• [Фрагмент текста]
☆ ☆ ☆ ☆ ☆
Большинство великих людей, посвятивших себя изменению общества к лучшему, сами не понаслышке знакомы с психологической травмой. На ум приходит Опра Уинфри, а также Майя Анджелу, Нельсон Мандела и Эли Визель. Прочитайте биографию любого провидца, и вы непременно узнаете, как он был вдохновлен своей личной трагедией.
То же самое касается и общества. Многие из наших величайших достижений стали следствием пережитой травмы: отмена рабства в результате Гражданской войны, социальное страхование в ответ на Великую депрессию, а закон о правах военнослужащих, который привел к появлению нашего когда-то обширного и процветающего среднего класса, стал следствием Второй мировой войны. Психологическая травма на данный момент является самой неотложной проблемой нашего здравоохранения, и у нас есть все необходимые знания, чтобы должны образом на нее отреагировать. Осталось только решиться на необходимые перемены.
☆ ☆ ☆ ☆ ☆
• [Исходные данные]
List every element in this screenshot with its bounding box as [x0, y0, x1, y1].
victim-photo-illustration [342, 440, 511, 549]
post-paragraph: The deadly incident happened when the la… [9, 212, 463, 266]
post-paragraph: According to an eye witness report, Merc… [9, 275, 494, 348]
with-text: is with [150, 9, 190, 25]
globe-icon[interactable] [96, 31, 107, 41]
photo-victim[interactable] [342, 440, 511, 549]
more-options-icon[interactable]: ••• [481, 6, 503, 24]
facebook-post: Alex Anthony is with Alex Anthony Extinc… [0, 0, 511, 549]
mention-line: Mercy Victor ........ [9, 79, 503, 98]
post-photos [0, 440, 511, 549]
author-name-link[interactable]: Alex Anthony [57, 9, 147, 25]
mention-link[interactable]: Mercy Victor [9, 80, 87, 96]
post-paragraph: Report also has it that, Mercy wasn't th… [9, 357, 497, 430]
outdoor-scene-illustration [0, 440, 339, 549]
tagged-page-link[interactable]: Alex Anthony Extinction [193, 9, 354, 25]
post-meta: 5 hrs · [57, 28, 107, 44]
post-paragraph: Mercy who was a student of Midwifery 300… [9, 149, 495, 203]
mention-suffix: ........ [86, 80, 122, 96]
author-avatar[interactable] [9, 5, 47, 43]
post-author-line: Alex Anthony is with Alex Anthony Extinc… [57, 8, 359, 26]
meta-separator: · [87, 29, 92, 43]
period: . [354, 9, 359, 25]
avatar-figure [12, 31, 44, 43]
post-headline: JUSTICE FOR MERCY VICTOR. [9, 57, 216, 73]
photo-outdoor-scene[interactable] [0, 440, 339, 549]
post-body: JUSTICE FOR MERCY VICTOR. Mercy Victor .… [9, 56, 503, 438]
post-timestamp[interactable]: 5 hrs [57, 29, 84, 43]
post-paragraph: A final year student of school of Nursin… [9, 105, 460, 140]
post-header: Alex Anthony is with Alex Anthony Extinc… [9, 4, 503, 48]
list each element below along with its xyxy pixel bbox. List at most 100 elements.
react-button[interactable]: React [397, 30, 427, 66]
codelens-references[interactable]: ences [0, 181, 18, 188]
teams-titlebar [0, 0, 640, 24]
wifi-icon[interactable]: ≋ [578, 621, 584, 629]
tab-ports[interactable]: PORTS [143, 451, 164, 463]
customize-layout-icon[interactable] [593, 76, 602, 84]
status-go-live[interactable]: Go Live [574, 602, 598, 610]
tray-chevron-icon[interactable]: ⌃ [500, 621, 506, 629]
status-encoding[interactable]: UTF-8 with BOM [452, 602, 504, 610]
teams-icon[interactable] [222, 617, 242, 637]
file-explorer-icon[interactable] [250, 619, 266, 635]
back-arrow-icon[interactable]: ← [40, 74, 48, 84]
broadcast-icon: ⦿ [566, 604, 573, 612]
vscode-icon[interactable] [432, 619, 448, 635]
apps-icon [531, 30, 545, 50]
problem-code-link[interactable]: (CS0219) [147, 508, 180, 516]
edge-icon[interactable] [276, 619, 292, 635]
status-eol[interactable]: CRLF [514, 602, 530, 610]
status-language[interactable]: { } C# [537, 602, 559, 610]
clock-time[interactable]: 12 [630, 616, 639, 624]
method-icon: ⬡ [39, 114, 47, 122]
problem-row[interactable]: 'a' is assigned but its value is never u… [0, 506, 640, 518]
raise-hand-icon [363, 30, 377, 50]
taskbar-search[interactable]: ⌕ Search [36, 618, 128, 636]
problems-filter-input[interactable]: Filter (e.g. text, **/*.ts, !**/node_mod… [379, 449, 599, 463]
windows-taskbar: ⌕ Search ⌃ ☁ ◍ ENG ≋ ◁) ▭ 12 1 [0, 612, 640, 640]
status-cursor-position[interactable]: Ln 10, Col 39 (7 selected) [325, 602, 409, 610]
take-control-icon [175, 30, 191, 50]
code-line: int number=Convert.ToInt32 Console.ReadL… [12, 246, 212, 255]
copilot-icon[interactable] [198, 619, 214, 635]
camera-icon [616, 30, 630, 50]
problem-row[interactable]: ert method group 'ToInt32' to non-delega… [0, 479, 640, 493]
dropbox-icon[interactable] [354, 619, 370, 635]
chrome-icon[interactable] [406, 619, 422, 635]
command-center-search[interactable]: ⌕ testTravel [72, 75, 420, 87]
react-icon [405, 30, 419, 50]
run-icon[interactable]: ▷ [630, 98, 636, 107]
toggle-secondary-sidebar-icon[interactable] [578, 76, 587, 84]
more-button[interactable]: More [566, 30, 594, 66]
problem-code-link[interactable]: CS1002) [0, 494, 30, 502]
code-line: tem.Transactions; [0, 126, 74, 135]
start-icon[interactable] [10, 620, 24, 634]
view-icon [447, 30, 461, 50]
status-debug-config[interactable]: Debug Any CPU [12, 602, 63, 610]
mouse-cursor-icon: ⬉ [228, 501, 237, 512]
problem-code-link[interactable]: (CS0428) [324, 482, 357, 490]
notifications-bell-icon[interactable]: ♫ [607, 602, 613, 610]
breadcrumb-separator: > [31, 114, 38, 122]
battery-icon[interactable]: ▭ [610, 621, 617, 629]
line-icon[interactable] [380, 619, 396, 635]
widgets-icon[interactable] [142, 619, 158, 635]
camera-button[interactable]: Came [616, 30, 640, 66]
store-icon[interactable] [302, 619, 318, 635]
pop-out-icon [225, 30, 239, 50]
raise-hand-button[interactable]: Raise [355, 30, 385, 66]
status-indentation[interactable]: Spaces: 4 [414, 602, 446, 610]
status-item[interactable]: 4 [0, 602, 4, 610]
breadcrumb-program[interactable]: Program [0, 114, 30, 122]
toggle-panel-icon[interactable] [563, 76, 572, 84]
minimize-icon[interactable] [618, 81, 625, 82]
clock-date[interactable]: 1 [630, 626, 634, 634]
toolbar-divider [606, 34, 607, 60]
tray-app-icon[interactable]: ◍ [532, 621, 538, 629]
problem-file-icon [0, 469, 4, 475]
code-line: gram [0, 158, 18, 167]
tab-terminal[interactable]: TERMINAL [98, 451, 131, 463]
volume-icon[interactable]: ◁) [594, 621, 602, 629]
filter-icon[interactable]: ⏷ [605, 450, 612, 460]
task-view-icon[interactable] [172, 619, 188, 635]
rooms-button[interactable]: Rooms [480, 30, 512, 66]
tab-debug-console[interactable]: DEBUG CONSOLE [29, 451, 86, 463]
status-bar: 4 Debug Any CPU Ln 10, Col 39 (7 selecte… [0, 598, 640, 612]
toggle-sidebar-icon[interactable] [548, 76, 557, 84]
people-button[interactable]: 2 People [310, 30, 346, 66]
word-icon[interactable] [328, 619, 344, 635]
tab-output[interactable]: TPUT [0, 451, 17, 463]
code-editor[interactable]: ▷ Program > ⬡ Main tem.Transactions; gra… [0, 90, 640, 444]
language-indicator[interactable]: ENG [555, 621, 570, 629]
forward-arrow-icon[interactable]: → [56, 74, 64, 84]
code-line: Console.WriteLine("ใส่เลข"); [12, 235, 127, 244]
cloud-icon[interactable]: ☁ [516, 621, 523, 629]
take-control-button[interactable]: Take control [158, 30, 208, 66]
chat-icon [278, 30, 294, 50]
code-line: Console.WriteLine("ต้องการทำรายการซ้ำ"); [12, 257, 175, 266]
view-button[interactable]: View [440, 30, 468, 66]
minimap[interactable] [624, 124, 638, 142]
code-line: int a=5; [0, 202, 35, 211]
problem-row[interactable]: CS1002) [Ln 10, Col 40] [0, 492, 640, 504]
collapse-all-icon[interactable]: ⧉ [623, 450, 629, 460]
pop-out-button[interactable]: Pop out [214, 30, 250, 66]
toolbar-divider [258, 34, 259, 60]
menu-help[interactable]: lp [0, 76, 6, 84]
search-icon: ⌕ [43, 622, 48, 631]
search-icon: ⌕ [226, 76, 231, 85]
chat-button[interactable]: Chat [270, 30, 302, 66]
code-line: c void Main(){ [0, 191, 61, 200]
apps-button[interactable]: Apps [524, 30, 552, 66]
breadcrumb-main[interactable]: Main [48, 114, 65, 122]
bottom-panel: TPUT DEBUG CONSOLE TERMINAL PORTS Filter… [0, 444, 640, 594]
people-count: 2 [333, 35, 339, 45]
☆ ☆ ☆ ☆ ☆
• [Задание A] Перепишите часть текста о психологической травме, начиная со слов «Большинство великих людей, посвятивших» и до слов «своей личной трагедией.», заменив «провидца» на «реформатора».
• [Задание B]
Определите, соответствуют ли тексту о психологической травме следующие утверждения. Для каждого ответьте «да» или «нет» и приведите решающие слова текста.
(i) Отмена рабства в тексте связана с Гражданской войной.
(ii) Социальное страхование названо следствием Второй мировой войны.
(iii) Психологическая травма названа самой неотложной проблемой здравоохранения.
• [Задание C] Перечислите всех людей, названных по имени в тексте о психологической травме.
Строки для выполнения заданий не понадобятся.

• [Ответ A]
Большинство великих людей, посвятивших себя изменению общества к лучшему, сами не понаслышке знакомы с психологической травмой. На ум приходит Опра Уинфри, а также Майя Анджелу, Нельсон Мандела и Эли Визель. Прочитайте биографию любого реформатора, и вы непременно узнаете, как он был вдохновлен своей личной трагедией.

• [Ответ B]
(i) Да: «отмена рабства в результате Гражданской войны».
(ii) Нет: «социальное страхование в ответ на Великую депрессию».
(iii) Да: «Психологическая травма на данный момент является самой неотложной проблемой нашего здравоохранения».

• [Ответ C] Опра Уинфри, Майя Анджелу, Нельсон Мандела, Эли Визель.